- **Provided entries**
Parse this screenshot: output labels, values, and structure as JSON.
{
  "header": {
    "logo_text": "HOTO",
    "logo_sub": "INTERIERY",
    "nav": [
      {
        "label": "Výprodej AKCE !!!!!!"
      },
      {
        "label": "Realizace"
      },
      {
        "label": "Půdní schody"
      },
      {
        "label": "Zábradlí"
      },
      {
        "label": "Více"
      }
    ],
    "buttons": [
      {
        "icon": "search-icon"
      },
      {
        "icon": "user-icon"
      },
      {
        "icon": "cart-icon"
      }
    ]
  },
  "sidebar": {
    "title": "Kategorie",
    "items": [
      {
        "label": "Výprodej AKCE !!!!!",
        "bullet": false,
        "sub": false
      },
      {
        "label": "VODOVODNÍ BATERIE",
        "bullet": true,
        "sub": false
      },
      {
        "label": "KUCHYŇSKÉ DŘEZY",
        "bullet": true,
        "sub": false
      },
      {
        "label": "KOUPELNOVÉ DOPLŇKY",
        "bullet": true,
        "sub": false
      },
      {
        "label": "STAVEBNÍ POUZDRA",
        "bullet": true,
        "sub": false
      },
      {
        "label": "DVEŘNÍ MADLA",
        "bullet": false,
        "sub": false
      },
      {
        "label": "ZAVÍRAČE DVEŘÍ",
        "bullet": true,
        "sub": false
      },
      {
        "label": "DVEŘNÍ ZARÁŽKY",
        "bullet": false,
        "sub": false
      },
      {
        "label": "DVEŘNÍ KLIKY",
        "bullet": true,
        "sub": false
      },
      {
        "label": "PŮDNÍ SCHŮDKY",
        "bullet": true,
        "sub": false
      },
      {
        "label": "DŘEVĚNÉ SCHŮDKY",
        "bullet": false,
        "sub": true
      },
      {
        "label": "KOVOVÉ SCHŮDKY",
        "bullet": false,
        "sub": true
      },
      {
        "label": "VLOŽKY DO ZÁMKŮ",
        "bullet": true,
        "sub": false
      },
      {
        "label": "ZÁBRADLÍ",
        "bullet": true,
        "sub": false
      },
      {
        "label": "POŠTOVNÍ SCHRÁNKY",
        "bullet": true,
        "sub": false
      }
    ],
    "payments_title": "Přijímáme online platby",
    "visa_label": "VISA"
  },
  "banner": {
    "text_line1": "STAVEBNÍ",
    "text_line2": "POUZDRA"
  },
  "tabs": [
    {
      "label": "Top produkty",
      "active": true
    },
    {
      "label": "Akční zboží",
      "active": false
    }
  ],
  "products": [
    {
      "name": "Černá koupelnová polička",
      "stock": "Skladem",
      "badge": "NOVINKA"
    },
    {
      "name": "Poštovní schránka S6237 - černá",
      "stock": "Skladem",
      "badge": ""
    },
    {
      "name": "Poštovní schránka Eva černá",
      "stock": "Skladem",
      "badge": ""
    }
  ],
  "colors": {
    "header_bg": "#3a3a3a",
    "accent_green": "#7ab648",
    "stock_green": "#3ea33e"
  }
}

- **The task**
Please list every line of the records that contains "Výprodej".

- **Written solution**
        "label": "Výprodej AKCE !!!!!!"
        "label": "Výprodej AKCE !!!!!",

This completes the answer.